Objectif visé. Recopiez à l'identique chacun des items ci-dessous, ligne par ligne et sans en omettre aucun.

Données fournies.
· · · · ·
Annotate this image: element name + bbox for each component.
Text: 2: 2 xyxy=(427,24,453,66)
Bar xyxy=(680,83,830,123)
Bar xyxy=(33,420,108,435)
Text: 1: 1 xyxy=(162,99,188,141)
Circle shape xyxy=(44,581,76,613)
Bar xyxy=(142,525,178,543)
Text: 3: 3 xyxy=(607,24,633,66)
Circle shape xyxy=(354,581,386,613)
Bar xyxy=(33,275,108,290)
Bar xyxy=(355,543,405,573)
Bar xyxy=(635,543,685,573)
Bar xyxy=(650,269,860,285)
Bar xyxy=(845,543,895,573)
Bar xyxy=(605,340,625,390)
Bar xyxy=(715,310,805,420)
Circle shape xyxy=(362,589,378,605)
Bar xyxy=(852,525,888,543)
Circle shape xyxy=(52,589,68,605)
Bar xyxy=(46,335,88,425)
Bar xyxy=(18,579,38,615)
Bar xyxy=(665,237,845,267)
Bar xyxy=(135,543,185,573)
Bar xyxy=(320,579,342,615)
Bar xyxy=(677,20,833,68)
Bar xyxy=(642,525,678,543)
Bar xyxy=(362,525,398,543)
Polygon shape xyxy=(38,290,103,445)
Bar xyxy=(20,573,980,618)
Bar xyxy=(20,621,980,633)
· · · · ·
Réponse rédigée.
Annotate this image: element name + bbox for each component.
Text: 2: 2 xyxy=(427,24,453,66)
Bar xyxy=(680,83,830,123)
Bar xyxy=(33,420,108,435)
Text: 1: 1 xyxy=(162,99,188,141)
Circle shape xyxy=(44,581,76,613)
Bar xyxy=(142,525,178,543)
Text: 3: 3 xyxy=(607,24,633,66)
Circle shape xyxy=(354,581,386,613)
Bar xyxy=(33,275,108,290)
Bar xyxy=(355,543,405,573)
Bar xyxy=(635,543,685,573)
Bar xyxy=(650,269,860,285)
Bar xyxy=(845,543,895,573)
Bar xyxy=(605,340,625,390)
Bar xyxy=(715,310,805,420)
Circle shape xyxy=(362,589,378,605)
Bar xyxy=(852,525,888,543)
Circle shape xyxy=(52,589,68,605)
Bar xyxy=(46,335,88,425)
Bar xyxy=(18,579,38,615)
Bar xyxy=(665,237,845,267)
Bar xyxy=(135,543,185,573)
Bar xyxy=(320,579,342,615)
Bar xyxy=(677,20,833,68)
Bar xyxy=(642,525,678,543)
Bar xyxy=(362,525,398,543)
Polygon shape xyxy=(38,290,103,445)
Bar xyxy=(20,573,980,618)
Bar xyxy=(20,621,980,633)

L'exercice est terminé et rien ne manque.